# DIRECTIVE
Write out the forum thread about the Humber bicycle word for word, from "another wonderful find" down to "here; registration required...".

# DOCUMENT PASSAGE
# Humber just in from England



## jungleterry (Feb 25, 2022)

This one just arrived. .Have not had time to detail .  Our usual bikes are Raleigh but this one was just so deferent . Has the split forks and great patina. The Dyno  hub says 48. If anyone has any addition comments or knowledge of this now would be great . Thank you so much Terry and Tammy


----------



## juvela (Feb 26, 2022)

-----

another wonderful find on your part!   😃 

getting an example with the quad blade fork a big plus

three pieces of Humber paper from 1952 archived here; registration required...






						You searched for humber - De oude fiets
					






					oudefiets.nl
				





-----


----------



## jungleterry (Feb 26, 2022)

Thank you so much . Hope to have him detailed tomorrow and in the line up . Thought the split forks where really neat too.


----------



## Threespeedmafia (Feb 26, 2022)

Very cool, Terry!  Is it blue or is that just the lighting?   It looks very complete and excellent shape for the age.  Great find!


----------



## jungleterry (Feb 26, 2022)

Thank you . This one is dark blue with double gold pin stripping


----------



## juvela (Feb 26, 2022)

-----

we shall all look forward to more photos as you have an opportunity to work with it

member    @dnc1 is sure to be able to shed illumination when he next drops by...

---

btw -

did you ever take delivery on the orangish frankish two wheeler or is she as yet in transit?

-----


----------



## jungleterry (Feb 26, 2022)

Which one was she . The French one


----------



## dnc1 (Feb 27, 2022)

Only the "Royal" models came in Royal Blue.
Depending on what size wheels you have, and considering the rod braking system, you would appear to have either of these two models.....




...the top image shows the 28" wheel version, the lower image the 26" version.
The 'Royal Elf' models featured cable operated brakes but we're otherwise pretty similar. 

I think that you can safely date the machine using the Dynohub.

Those forks were an early 'Humber' feature, they also produced 'Duplex' tubed frames in their past.....








(Images from V-CC library,  1947 and 1952  'Humber' catalogues).


----------



## jungleterry (Feb 27, 2022)

# SUPPLIED MATERIAL
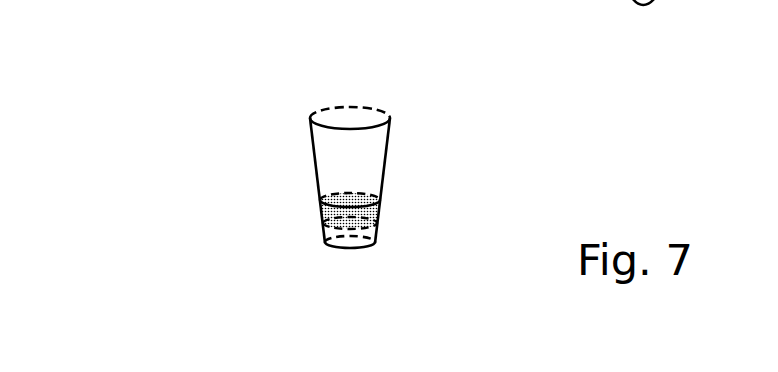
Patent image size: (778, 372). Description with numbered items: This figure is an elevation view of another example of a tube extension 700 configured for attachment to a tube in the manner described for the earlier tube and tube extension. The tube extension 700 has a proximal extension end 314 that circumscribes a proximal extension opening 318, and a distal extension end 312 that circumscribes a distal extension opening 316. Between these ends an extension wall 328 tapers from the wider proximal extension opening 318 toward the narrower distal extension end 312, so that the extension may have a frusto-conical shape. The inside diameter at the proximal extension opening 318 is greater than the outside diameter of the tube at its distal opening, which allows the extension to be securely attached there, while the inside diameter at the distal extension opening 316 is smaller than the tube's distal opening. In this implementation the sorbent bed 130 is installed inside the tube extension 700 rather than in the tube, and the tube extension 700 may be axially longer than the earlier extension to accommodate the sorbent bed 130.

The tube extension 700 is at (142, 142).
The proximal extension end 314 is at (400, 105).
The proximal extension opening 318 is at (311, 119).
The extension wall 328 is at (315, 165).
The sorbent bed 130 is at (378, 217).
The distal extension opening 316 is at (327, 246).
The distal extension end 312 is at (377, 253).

# SOLUTION TO THIS TASK
another wonderful find on your part!   😃 

getting an example with the quad blade fork a big plus

three pieces of Humber paper from 1952 archived here; registration required...